▸ **GOAL OF THE EXERCISE**:
Return all the entries exactly, keeping pictures out.

▸ **DATASET CONTENT**:

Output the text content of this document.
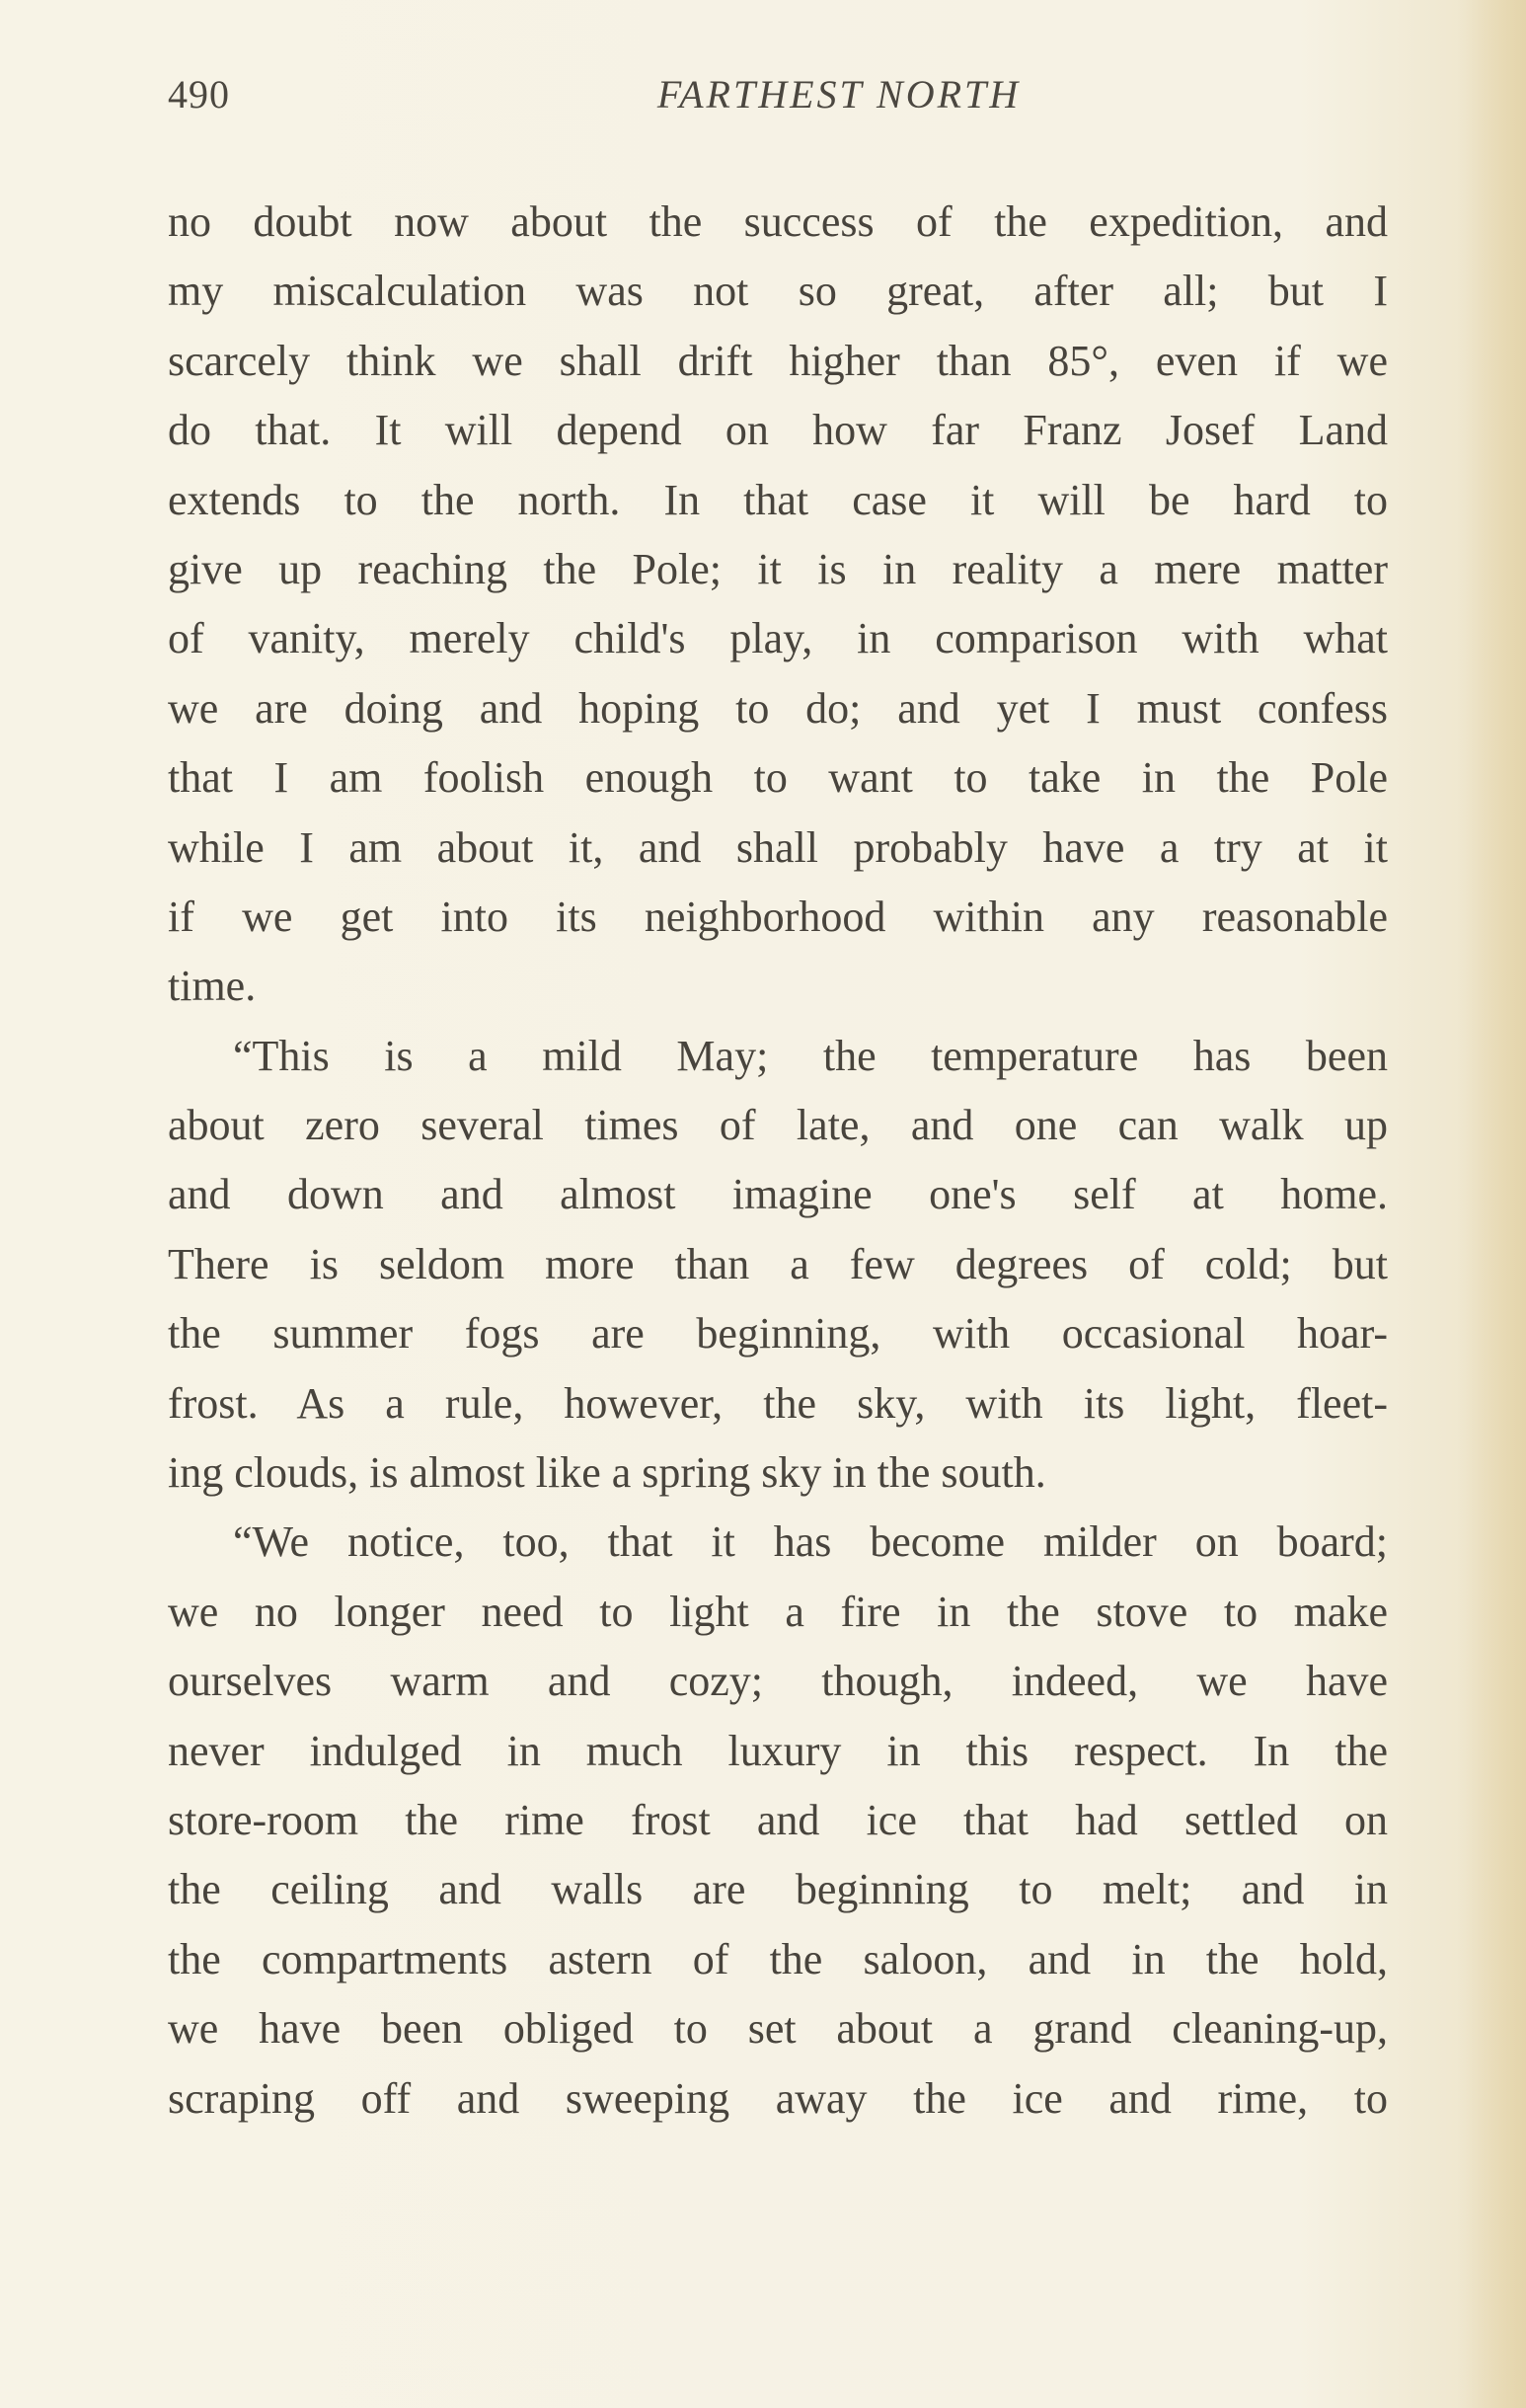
490	FARTHEST NORTH
no doubt now about the success of the expedition, and
my miscalculation was not so great, after all; but I
scarcely think we shall drift higher than 85°, even if we
do that. It will depend on how far Franz Josef Land
extends to the north. In that case it will be hard to
give up reaching the Pole; it is in reality a mere matter
of vanity, merely child's play, in comparison with what
we are doing and hoping to do; and yet I must confess
that I am foolish enough to want to take in the Pole
while I am about it, and shall probably have a try at it
if we get into its neighborhood within any reasonable
time.
“This is a mild May; the temperature has been
about zero several times of late, and one can walk up
and down and almost imagine one's self at home.
There is seldom more than a few degrees of cold; but
the summer fogs are beginning, with occasional hoar-
frost. As a rule, however, the sky, with its light, fleet-
ing clouds, is almost like a spring sky in the south.
“We notice, too, that it has become milder on board;
we no longer need to light a fire in the stove to make
ourselves warm and cozy; though, indeed, we have
never indulged in much luxury in this respect. In the
store-room the rime frost and ice that had settled on
the ceiling and walls are beginning to melt; and in
the compartments astern of the saloon, and in the hold,
we have been obliged to set about a grand cleaning-up,
scraping off and sweeping away the ice and rime, to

▸ **ANSWER TO THIS EXERCISE**:
Output the text content of this document.
490	FARTHEST NORTH
no doubt now about the success of the expedition, and
my miscalculation was not so great, after all; but I
scarcely think we shall drift higher than 85°, even if we
do that. It will depend on how far Franz Josef Land
extends to the north. In that case it will be hard to
give up reaching the Pole; it is in reality a mere matter
of vanity, merely child's play, in comparison with what
we are doing and hoping to do; and yet I must confess
that I am foolish enough to want to take in the Pole
while I am about it, and shall probably have a try at it
if we get into its neighborhood within any reasonable
time.
“This is a mild May; the temperature has been
about zero several times of late, and one can walk up
and down and almost imagine one's self at home.
There is seldom more than a few degrees of cold; but
the summer fogs are beginning, with occasional hoar-
frost. As a rule, however, the sky, with its light, fleet-
ing clouds, is almost like a spring sky in the south.
“We notice, too, that it has become milder on board;
we no longer need to light a fire in the stove to make
ourselves warm and cozy; though, indeed, we have
never indulged in much luxury in this respect. In the
store-room the rime frost and ice that had settled on
the ceiling and walls are beginning to melt; and in
the compartments astern of the saloon, and in the hold,
we have been obliged to set about a grand cleaning-up,
scraping off and sweeping away the ice and rime, to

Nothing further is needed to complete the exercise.